Instructions to follow:
Transcribe these lines exactly, starting at the line that contains "top-navigation: Tasty Treats" and stopping after the line that contains "cupcake-logo-icon xyxy=(62,0,130,68)".

Extracted material:
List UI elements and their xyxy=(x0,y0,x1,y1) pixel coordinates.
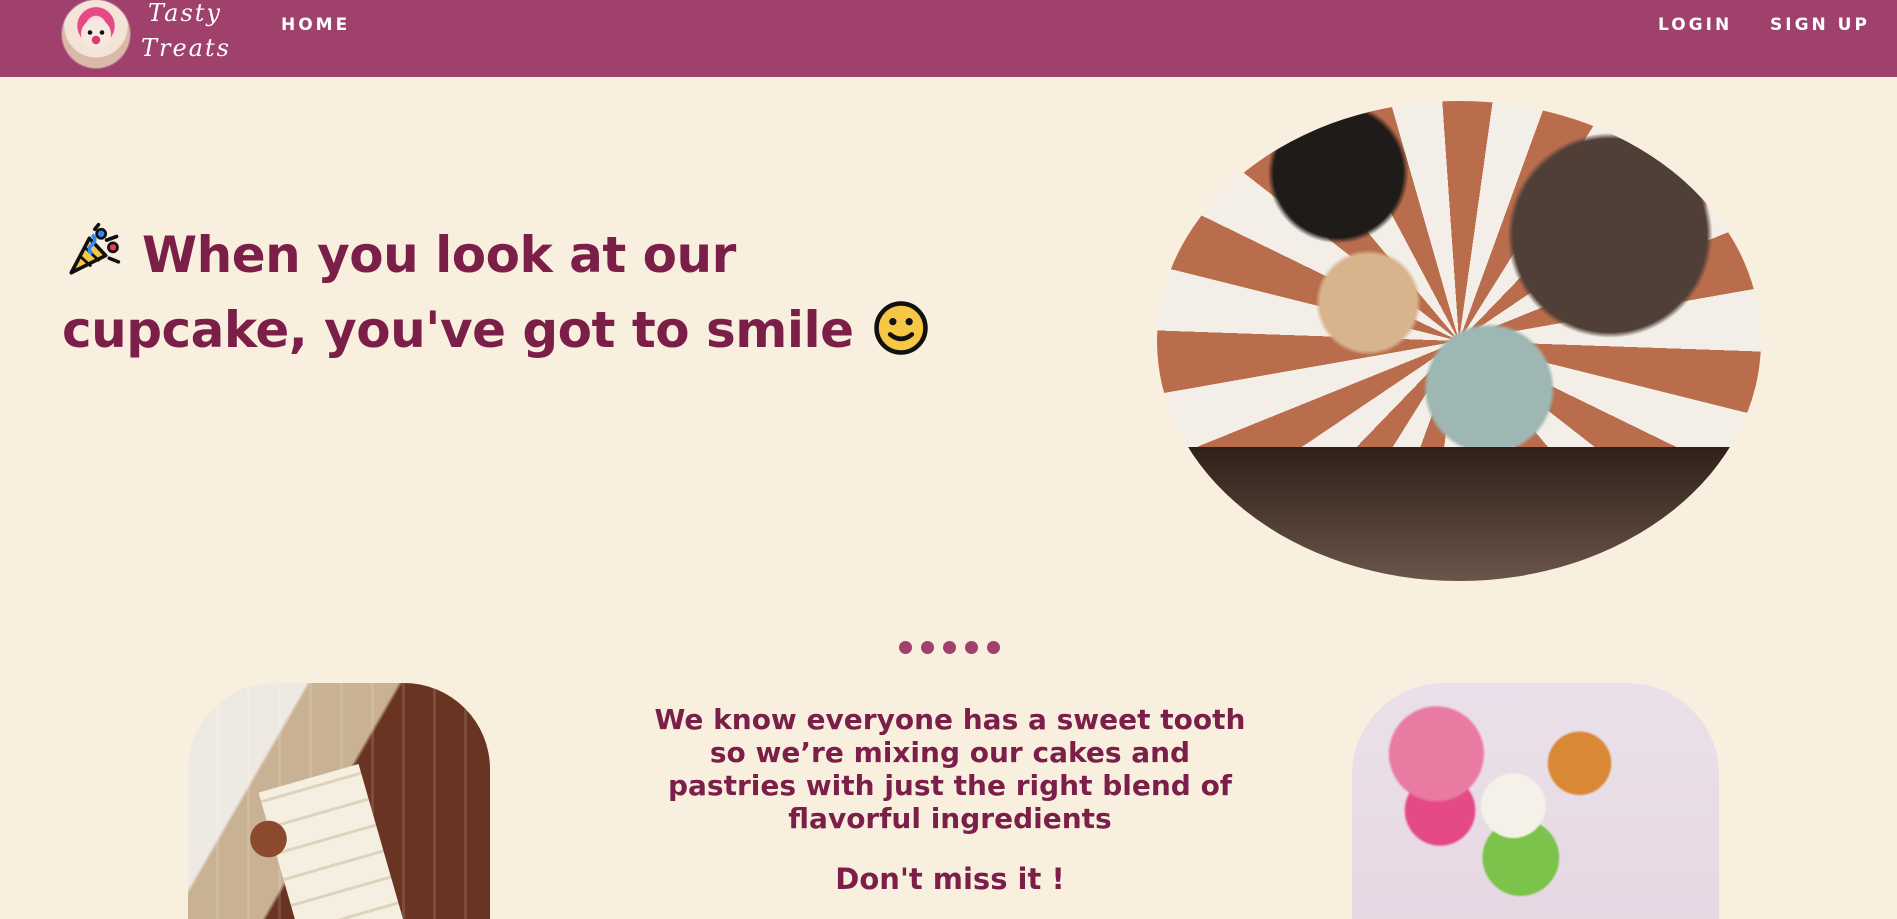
top-navigation: Tasty Treats HOME LOGIN SIGN UP xyxy=(0,0,1897,77)
smiling-face-icon xyxy=(873,301,928,355)
carousel-dot[interactable] xyxy=(899,641,912,654)
carousel-dot[interactable] xyxy=(987,641,1000,654)
carousel-dots xyxy=(899,641,1002,657)
cupcake-logo-icon xyxy=(62,0,130,68)
carousel-dot[interactable] xyxy=(965,641,978,654)
chocolate-bar-photo xyxy=(188,683,490,919)
promo-text: We know everyone has a sweet tooth so we… xyxy=(654,703,1246,835)
carousel-dot[interactable] xyxy=(921,641,934,654)
promo-cta: Don't miss it ! xyxy=(835,862,1065,896)
signup-link[interactable]: SIGN UP xyxy=(1770,15,1870,35)
hero-heading: When you look at our cupcake, you've got… xyxy=(62,218,952,368)
brand-name: Tasty Treats xyxy=(141,0,231,62)
cafe-table-photo xyxy=(1157,101,1761,581)
ice-cream-photo xyxy=(1352,683,1719,919)
hero-title-text: When you look at our cupcake, you've got… xyxy=(62,226,854,359)
carousel-dot[interactable] xyxy=(943,641,956,654)
login-link[interactable]: LOGIN xyxy=(1658,15,1732,35)
party-popper-icon xyxy=(69,222,121,275)
cupcake-face-icon xyxy=(81,19,111,49)
home-link[interactable]: HOME xyxy=(281,15,350,35)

Problem solution:
top-navigation: Tasty Treats HOME LOGIN SIGN UP xyxy=(0,0,1897,77)
smiling-face-icon xyxy=(873,301,928,355)
carousel-dot[interactable] xyxy=(899,641,912,654)
carousel-dot[interactable] xyxy=(987,641,1000,654)
carousel-dots xyxy=(899,641,1002,657)
cupcake-logo-icon xyxy=(62,0,130,68)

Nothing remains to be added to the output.